■ **DIRECTIONS**
Look through the entries and report how many lines include the word "страницы". Give the number alone.
--*--
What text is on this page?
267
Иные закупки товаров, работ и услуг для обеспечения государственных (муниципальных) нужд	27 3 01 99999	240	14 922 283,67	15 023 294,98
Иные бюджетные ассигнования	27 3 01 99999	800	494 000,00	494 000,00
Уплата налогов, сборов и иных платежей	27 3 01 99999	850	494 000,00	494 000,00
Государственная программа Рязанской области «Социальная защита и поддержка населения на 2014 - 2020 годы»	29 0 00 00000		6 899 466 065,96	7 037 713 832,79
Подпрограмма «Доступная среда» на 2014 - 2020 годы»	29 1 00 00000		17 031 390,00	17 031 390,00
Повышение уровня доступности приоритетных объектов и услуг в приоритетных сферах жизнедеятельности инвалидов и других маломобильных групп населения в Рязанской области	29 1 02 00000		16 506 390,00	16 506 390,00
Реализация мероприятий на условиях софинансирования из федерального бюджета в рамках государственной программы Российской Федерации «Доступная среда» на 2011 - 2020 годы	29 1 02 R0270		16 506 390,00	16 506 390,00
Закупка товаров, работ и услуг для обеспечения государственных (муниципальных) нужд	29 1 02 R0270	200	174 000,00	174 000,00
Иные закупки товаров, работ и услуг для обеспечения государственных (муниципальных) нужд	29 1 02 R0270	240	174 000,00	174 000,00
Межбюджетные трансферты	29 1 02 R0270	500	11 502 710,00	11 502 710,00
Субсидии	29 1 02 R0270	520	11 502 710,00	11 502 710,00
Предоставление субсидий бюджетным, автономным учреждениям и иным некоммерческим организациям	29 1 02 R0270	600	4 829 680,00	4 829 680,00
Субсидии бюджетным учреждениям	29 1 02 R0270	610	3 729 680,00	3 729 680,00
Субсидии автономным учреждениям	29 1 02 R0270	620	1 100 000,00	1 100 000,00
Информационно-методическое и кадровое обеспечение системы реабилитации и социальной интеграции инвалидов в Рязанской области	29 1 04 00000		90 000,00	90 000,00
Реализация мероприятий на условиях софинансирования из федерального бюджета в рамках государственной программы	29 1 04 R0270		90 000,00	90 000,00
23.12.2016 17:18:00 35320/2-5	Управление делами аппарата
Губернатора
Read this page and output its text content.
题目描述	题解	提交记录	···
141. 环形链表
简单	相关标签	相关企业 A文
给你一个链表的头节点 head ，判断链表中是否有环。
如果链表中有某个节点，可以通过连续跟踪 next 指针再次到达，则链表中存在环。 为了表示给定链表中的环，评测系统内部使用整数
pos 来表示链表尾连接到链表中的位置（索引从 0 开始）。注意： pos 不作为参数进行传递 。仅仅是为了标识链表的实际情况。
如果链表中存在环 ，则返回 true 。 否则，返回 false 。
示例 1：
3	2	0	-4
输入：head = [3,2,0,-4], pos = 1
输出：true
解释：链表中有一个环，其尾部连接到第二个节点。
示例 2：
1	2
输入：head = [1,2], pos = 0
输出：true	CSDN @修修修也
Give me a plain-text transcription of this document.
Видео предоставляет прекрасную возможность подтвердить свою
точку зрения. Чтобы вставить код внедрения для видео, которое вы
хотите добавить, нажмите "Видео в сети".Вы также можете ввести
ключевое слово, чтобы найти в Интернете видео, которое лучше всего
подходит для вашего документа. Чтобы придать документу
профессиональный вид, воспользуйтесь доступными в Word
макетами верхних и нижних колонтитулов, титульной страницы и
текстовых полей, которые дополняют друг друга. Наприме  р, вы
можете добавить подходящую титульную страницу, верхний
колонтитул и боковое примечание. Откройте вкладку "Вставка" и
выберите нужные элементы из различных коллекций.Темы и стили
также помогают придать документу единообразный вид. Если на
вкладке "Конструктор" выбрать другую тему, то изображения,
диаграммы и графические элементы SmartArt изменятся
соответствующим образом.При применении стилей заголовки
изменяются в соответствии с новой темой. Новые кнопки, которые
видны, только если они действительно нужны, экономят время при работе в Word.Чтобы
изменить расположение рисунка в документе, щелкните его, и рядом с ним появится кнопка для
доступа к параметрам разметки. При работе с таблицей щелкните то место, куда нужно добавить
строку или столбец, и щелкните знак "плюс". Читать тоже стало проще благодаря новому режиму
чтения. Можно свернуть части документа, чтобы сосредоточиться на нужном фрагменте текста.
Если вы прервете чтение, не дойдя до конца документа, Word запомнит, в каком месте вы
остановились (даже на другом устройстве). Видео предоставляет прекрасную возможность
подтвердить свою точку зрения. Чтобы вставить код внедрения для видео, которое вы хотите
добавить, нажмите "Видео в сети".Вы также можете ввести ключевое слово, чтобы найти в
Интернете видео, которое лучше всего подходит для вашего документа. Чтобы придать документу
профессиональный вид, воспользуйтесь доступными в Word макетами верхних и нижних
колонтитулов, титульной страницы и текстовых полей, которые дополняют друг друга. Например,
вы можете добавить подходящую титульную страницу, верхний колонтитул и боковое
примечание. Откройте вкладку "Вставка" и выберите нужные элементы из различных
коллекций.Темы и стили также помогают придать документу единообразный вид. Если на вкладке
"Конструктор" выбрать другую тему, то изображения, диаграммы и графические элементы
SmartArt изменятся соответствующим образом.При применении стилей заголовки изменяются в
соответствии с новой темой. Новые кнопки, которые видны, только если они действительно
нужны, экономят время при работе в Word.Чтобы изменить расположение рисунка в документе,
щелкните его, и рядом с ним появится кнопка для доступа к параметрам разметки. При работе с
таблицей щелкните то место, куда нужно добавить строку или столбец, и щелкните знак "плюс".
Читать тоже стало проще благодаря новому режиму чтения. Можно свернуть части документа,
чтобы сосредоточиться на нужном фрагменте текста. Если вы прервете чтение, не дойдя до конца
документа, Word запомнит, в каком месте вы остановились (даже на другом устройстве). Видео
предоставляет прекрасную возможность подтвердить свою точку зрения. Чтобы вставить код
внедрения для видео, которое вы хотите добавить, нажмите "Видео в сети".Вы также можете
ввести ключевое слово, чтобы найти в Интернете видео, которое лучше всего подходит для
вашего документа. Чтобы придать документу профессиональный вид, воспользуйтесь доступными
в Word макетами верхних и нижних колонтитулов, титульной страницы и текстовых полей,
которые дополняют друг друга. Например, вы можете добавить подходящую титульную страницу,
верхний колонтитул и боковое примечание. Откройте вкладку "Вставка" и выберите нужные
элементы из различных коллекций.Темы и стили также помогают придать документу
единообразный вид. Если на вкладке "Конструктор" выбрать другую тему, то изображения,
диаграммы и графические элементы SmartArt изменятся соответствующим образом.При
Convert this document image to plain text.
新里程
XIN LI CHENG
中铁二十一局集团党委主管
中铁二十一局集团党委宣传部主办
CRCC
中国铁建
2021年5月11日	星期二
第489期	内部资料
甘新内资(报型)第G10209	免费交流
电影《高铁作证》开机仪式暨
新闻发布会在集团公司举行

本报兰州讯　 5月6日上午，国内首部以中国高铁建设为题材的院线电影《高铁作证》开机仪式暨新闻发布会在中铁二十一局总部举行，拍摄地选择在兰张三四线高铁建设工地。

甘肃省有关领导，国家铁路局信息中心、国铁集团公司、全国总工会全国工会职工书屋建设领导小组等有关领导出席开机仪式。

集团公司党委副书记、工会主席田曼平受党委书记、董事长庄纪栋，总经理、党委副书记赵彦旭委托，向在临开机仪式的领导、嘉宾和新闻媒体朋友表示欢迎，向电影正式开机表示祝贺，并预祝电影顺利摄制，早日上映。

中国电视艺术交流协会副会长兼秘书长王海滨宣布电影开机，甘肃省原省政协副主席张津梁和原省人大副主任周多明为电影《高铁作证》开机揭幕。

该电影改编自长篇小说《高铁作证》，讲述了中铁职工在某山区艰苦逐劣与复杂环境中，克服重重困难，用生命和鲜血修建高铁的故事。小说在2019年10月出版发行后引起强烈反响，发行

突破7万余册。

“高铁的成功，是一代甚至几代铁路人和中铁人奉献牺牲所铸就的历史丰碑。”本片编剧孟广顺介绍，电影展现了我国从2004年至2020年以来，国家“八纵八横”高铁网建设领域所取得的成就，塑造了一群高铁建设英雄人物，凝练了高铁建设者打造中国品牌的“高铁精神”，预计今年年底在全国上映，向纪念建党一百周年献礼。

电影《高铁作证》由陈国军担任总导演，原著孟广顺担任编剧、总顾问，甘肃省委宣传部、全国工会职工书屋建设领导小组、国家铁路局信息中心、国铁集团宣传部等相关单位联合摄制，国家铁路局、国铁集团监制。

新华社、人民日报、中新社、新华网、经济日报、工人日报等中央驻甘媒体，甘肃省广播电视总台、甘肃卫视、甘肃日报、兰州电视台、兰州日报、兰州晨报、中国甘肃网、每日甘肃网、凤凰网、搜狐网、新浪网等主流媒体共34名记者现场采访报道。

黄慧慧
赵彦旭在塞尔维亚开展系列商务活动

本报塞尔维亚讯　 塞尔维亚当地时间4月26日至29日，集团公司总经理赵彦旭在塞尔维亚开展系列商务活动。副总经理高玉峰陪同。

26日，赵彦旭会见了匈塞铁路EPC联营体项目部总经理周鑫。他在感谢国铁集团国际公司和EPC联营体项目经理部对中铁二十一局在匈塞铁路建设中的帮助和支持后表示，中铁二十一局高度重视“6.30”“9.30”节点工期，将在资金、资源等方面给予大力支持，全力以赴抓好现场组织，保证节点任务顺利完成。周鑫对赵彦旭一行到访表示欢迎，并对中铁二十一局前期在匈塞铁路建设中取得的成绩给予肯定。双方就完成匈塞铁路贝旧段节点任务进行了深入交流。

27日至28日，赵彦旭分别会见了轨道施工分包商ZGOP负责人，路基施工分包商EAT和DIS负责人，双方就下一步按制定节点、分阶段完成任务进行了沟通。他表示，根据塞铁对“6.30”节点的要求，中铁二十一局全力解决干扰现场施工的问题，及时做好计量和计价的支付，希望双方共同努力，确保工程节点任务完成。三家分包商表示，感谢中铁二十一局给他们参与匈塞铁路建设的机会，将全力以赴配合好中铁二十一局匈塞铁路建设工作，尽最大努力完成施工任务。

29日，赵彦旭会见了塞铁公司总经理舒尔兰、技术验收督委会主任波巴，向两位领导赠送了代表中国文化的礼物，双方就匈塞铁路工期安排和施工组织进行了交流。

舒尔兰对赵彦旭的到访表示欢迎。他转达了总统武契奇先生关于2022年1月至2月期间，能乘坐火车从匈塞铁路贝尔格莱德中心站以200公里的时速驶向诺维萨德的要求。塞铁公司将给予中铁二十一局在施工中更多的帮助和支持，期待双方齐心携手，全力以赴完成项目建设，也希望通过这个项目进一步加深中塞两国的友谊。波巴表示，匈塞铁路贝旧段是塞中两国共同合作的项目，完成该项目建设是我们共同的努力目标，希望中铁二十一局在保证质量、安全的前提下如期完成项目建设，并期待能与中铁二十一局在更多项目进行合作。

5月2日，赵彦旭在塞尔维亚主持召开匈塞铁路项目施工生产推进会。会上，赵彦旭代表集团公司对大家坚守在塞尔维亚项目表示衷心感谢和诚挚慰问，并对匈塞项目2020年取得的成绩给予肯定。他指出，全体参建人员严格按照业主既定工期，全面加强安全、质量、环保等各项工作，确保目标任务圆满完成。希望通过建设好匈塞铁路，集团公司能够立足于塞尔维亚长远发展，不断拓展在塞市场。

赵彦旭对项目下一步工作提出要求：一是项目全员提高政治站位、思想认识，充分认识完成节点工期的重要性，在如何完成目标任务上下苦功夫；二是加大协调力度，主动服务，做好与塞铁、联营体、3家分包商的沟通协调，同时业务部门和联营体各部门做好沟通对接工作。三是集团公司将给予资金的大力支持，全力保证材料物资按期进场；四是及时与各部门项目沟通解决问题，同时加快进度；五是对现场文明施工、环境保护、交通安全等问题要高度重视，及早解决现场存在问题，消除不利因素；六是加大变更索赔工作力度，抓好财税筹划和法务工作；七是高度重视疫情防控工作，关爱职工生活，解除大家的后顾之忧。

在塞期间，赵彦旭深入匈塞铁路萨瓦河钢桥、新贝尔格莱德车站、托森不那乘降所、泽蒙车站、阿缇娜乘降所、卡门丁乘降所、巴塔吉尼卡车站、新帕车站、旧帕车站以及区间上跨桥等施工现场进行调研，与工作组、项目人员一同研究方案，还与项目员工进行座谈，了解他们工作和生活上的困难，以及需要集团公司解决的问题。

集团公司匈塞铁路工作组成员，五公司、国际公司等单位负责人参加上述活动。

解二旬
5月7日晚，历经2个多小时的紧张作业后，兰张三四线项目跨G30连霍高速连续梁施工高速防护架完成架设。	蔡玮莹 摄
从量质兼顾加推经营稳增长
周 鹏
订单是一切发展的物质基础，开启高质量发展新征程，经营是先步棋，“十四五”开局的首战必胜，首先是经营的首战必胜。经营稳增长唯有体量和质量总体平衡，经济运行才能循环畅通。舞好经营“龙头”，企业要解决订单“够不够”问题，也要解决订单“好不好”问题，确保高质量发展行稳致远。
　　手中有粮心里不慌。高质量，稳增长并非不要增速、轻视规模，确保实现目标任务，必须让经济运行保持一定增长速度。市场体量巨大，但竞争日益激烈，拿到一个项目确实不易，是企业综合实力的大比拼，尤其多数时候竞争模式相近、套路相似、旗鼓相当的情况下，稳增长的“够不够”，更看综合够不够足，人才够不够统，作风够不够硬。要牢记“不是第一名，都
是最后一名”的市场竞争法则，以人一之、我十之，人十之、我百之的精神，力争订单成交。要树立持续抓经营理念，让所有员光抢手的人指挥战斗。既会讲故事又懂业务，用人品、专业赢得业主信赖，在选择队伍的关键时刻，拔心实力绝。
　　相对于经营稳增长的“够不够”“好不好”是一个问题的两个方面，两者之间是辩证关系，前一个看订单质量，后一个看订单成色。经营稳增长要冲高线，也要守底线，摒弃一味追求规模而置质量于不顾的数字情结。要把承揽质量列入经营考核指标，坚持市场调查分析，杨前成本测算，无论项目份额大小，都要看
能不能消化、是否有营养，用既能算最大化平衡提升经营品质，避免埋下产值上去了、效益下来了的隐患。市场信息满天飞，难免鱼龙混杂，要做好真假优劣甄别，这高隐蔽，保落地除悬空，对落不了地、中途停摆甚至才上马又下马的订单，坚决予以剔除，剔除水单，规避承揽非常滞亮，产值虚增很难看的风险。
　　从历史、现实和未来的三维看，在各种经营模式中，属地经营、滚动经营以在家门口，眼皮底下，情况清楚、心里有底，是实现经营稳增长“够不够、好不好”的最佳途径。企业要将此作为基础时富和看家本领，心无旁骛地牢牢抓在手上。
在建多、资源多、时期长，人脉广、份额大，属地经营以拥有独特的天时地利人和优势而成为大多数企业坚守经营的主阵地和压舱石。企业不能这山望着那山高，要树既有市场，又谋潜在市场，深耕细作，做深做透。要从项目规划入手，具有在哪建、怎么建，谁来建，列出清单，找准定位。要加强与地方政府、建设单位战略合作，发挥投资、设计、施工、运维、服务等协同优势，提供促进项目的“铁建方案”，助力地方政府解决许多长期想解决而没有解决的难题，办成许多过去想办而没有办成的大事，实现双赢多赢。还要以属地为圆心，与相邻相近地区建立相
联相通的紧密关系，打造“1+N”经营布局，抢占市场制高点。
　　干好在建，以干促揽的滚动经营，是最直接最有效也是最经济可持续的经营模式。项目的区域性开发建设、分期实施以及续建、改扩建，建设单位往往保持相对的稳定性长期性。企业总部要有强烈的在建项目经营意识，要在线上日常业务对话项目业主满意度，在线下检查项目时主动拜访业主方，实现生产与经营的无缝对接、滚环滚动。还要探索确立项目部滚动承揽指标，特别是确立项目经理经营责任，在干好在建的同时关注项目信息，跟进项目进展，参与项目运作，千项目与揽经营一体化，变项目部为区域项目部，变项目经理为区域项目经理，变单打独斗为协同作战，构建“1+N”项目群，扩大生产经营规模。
--*--
■ **RESPONSE TO THIS EXERCISE**
3